-- start of ENTRIES SHOWN --

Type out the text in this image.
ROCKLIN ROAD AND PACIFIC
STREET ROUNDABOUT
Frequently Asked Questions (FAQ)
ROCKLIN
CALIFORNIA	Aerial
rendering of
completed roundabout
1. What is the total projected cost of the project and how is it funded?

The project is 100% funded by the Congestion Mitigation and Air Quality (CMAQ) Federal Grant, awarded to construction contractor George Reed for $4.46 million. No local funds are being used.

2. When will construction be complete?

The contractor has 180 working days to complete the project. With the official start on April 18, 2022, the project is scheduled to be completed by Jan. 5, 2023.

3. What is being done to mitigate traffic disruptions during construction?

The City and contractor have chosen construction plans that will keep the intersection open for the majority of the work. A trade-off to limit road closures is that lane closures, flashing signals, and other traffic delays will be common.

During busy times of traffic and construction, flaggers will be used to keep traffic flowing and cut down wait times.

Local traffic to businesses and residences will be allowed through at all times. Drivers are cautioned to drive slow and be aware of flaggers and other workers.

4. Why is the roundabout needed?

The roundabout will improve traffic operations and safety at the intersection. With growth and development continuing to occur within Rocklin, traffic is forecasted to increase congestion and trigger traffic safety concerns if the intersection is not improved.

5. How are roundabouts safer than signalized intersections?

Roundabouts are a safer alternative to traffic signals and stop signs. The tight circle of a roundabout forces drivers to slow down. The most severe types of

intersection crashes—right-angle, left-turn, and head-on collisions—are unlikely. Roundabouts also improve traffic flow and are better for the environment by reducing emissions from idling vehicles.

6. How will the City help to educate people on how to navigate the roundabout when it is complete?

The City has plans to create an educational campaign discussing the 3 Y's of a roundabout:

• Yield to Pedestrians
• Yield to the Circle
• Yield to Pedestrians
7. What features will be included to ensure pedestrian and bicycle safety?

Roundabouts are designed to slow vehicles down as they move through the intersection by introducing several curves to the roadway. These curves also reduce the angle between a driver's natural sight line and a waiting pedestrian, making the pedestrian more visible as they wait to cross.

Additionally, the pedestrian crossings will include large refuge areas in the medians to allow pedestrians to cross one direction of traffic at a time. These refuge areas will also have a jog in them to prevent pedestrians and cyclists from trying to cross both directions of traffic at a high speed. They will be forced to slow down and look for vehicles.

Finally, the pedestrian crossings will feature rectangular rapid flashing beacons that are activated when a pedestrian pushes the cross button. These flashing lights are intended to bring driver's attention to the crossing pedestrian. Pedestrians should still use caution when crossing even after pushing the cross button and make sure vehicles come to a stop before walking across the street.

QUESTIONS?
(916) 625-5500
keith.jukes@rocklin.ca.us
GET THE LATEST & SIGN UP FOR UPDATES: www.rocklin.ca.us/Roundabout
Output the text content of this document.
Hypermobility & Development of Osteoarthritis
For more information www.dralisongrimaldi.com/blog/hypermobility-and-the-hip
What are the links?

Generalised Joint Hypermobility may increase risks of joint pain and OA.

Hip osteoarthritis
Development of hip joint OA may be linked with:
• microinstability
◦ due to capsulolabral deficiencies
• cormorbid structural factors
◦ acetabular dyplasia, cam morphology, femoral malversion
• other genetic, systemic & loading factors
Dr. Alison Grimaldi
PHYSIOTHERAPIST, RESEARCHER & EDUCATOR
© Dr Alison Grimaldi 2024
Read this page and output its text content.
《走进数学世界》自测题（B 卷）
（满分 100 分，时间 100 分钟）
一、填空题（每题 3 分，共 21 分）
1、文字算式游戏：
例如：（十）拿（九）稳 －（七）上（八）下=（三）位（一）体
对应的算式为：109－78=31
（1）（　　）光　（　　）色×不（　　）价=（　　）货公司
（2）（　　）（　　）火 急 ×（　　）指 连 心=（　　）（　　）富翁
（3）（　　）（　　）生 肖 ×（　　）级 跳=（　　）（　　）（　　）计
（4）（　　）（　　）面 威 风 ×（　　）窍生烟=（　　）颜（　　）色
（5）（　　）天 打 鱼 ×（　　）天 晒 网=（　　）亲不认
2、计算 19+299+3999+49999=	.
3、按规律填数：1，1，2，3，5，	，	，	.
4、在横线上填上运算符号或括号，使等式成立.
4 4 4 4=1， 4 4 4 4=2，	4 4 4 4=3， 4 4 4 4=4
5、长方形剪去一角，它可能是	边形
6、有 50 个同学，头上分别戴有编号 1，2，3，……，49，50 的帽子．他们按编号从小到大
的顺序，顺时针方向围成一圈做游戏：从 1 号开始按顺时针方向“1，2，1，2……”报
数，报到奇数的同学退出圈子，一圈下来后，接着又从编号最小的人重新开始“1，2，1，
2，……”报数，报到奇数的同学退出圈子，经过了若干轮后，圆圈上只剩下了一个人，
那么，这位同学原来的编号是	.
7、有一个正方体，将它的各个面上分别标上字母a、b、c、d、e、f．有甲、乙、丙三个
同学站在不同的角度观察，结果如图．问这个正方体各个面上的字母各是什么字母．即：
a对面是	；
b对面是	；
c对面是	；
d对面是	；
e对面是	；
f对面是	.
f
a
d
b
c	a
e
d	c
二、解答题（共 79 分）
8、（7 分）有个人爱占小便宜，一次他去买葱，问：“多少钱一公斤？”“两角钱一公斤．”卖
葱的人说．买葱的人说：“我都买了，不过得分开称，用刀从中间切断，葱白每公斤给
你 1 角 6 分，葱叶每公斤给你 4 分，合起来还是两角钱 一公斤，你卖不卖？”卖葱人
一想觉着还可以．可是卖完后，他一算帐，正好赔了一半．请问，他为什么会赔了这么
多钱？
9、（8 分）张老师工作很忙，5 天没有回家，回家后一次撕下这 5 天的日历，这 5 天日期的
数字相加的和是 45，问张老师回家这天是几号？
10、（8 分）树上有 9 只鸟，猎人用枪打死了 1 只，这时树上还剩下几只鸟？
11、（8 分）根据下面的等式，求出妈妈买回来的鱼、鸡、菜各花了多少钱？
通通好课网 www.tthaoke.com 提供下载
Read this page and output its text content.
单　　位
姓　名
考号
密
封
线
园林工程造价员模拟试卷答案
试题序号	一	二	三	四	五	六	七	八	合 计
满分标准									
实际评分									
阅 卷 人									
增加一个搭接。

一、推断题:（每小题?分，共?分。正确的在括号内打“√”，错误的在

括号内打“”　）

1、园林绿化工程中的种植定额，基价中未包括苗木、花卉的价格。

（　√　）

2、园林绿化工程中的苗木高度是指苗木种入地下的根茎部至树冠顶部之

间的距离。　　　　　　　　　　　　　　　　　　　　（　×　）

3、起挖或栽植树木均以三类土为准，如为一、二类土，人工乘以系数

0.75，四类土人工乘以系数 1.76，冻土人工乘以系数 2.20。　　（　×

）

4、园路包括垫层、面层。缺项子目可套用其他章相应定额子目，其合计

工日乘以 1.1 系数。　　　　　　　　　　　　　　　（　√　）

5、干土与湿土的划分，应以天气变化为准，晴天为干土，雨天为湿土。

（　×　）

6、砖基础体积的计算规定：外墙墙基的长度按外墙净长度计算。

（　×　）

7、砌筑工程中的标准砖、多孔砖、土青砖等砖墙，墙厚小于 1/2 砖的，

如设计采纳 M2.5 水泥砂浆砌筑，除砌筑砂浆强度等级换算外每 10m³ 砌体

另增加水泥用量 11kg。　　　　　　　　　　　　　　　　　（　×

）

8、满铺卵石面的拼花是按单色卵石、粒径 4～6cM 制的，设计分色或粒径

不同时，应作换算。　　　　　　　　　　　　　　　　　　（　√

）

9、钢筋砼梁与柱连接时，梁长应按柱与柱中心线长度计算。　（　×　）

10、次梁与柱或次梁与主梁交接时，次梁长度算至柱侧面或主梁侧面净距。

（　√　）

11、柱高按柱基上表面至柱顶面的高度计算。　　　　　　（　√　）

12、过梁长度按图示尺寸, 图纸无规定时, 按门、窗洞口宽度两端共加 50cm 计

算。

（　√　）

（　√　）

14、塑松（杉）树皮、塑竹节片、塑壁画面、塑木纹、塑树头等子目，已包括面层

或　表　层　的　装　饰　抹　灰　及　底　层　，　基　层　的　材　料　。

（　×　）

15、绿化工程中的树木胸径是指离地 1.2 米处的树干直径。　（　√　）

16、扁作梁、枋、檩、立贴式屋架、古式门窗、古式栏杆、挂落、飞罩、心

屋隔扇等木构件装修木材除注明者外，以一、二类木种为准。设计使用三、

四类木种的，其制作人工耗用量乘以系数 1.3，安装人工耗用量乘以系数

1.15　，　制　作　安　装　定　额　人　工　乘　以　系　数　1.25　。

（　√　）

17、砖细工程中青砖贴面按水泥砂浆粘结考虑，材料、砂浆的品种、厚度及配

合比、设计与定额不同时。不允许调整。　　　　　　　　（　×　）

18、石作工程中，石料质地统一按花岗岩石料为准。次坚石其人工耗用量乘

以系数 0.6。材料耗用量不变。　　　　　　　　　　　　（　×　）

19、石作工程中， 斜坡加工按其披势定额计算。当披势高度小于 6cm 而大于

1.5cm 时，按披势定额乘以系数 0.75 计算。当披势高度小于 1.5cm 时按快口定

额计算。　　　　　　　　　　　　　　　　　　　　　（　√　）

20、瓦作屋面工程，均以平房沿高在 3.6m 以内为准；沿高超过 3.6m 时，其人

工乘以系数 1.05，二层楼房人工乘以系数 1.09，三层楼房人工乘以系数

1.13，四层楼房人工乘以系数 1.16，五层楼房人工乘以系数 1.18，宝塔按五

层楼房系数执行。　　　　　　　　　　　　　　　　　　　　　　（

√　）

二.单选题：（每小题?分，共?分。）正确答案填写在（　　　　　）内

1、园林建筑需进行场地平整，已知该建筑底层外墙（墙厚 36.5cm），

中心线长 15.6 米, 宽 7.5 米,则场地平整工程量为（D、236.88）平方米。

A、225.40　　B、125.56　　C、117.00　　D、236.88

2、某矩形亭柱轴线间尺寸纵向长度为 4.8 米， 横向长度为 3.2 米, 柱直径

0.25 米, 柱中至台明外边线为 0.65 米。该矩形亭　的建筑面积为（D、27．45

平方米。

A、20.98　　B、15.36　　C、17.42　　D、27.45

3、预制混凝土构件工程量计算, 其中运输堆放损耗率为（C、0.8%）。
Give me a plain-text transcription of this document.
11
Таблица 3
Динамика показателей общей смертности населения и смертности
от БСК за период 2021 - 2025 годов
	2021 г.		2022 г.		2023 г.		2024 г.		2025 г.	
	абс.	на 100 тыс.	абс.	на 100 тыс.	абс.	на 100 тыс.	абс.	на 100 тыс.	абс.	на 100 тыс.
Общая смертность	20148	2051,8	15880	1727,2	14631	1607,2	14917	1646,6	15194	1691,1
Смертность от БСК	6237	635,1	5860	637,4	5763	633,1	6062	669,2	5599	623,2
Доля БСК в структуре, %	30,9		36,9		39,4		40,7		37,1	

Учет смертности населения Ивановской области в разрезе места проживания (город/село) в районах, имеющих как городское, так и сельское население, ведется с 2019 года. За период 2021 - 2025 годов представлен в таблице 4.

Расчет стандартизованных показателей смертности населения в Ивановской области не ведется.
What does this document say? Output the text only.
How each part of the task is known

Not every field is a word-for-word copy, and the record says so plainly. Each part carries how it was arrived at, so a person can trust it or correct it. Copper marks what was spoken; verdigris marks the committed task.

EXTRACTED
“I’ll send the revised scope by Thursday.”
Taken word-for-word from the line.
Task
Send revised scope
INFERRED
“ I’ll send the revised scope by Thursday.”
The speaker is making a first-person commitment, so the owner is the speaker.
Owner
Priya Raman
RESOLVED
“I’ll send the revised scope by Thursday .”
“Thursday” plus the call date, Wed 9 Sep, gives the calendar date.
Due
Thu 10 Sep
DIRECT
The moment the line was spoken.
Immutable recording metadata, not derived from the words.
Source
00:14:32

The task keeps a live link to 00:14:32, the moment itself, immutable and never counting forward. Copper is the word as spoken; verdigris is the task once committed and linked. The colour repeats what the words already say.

-- end of ENTRIES SHOWN --

• PROBLEM TO SOLVE
In the listing, find each line with the string "当披势高度小于" and copy it.

• ANSWER BELOW
19、石作工程中， 斜坡加工按其披势定额计算。当披势高度小于 6cm 而大于
1.5cm 时，按披势定额乘以系数 0.75 计算。当披势高度小于 1.5cm 时按快口定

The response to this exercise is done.